──────── Source document
Step voltage up or step voltage down when using batteries?
Using a step-up converter offers the advantage of being able to use partially-depleted batteries whose output voltage falls below the operating voltage of your device, but offers the disadvantages of exposing the device to harm if the battery voltage exceeds the expected level (e.g. if your 3.3-volt device operates off two AA batteries and have a 3-volt power-in jack into which someone plugs a 5-volt supply), and of increasing battery draw as the batteries get depleted (which in turn increases the risks that rechargeable batteries will be damaged, or non-rechargeable batteries will "leak" (i.e. ooze corrosive chemicals). It also, for better or for worse, will generally cause devices to continue to work normally as the batteries age, until they suddenly reach a point where they quit altogether.
Using a step-down converter offers greater immunity to input overvoltage, and will cause the voltage which is fed to the main circuitry to drop once the battery voltage has sagged too much. In many cases, this will cause the device to start working less well as the batteries age--sometimes a good thing, and sometimes a bad thing. Such behavior may be a bad thing if the device becomes useless as soon as its performance starts to degrade, but may be a good thing if the device remains somewhat useful, and if a user might not want to have to change batteries at unexpected times.
────────────────
──────── Extracted entries
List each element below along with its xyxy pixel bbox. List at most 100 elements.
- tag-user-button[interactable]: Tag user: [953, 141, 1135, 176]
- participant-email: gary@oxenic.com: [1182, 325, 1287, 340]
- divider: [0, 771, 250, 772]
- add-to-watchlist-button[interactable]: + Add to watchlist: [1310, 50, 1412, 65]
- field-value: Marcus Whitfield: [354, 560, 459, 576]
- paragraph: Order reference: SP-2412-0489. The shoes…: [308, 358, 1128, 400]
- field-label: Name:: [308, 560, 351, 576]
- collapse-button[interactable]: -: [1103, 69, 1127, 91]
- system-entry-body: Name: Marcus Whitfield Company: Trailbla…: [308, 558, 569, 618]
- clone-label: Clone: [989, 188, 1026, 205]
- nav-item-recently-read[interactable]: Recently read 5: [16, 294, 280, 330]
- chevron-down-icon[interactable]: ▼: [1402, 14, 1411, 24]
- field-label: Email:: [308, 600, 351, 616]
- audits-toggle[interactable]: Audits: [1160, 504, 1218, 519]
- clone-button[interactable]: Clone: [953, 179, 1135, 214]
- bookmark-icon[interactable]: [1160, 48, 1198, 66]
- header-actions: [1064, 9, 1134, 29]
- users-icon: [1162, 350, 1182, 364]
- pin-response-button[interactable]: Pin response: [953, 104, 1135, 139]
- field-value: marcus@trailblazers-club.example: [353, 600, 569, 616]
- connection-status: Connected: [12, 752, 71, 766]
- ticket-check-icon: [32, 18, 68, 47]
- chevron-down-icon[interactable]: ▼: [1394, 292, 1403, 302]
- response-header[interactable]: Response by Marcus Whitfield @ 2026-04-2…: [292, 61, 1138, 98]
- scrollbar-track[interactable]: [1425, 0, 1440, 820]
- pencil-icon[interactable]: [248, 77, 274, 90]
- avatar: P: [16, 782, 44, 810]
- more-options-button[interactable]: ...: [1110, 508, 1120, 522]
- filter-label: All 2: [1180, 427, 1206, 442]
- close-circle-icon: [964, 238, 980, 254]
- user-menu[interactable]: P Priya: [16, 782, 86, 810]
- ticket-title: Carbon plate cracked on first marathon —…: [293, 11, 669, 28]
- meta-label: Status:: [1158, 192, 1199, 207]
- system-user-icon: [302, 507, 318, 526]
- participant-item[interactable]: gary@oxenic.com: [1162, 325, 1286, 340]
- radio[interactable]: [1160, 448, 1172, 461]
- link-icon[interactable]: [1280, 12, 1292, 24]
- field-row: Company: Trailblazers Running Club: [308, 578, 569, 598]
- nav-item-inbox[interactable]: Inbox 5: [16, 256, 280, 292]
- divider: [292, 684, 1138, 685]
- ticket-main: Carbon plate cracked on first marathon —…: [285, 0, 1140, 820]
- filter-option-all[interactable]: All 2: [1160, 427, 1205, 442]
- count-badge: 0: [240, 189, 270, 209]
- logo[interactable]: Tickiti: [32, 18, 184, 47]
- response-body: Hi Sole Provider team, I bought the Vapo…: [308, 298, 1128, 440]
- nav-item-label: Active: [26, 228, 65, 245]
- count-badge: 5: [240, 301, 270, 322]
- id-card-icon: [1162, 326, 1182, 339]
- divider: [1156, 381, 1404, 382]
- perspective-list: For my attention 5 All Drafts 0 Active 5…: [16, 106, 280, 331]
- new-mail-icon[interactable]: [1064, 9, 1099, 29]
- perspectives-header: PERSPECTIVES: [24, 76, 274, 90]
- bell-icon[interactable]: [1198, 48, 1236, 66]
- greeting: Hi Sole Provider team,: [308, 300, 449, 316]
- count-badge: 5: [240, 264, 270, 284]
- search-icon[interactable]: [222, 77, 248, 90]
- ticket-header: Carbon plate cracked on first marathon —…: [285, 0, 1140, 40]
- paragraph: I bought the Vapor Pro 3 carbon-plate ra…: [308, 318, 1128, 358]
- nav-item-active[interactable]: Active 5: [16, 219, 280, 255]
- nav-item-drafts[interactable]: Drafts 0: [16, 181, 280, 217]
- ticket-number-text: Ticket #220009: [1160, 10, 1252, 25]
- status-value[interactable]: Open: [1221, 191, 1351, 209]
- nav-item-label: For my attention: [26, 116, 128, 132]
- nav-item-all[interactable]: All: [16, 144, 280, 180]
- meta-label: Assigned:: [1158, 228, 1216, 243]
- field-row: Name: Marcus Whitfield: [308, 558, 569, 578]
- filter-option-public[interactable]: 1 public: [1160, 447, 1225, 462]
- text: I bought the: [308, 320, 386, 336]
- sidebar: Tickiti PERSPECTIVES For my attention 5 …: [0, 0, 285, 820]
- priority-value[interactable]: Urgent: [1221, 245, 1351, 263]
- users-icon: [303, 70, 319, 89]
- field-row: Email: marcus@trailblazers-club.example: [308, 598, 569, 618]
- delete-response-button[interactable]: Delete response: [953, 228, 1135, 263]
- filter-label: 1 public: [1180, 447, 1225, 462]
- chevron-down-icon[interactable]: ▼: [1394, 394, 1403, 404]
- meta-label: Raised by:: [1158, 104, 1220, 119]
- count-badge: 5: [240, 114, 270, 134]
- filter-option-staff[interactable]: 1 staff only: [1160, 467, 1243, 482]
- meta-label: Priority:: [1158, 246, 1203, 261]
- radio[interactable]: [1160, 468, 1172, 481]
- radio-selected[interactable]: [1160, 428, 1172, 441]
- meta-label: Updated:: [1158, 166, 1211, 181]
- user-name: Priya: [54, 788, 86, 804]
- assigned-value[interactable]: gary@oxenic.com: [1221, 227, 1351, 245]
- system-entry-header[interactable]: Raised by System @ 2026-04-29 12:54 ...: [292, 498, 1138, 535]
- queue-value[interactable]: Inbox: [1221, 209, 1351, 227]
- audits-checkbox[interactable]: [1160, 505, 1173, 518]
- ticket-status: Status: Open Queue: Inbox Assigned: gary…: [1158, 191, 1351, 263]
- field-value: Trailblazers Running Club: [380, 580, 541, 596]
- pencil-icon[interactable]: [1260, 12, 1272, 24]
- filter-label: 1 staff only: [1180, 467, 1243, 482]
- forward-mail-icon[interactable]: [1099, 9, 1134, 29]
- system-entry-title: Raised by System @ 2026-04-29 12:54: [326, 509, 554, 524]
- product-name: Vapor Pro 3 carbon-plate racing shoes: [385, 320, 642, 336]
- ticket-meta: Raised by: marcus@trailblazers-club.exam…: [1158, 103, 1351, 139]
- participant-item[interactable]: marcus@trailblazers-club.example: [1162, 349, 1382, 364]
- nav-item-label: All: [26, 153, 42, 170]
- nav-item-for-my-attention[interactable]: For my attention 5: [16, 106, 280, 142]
────────────────
*Actions to take*:
**1.** In the text on step-up and step-down converters for batteries, what does a step-down converter offer greater immunity to?
**2.** Pick up the text on step-up and step-down converters for batteries from its last sentence and write on.

*Outputs in order*:
**1.** Input overvoltage.

**2.**
Do not put batteries in parallel. Their charge level and voltage behavior are not identical event if they are of the same model. This is due to the manufacturing process.
If you connect them in parallel, your design impose that that their voltages are equal. When the design is switched off, the battery with the higher voltage will discharge into the one with the lower voltage. If the chosen battery technology doesn't allow recharging, this energy is lost. After some time the voltage will be equal and the loss of energy will stop. But if an external disturbance appends, such as an increase of temperature, the voltage of the battery cells will differ again and some energy will be lost, again.
This is why you should never connect battery cells in parallel. And if you reverse-engineers battery powered devices, they are always connected in series.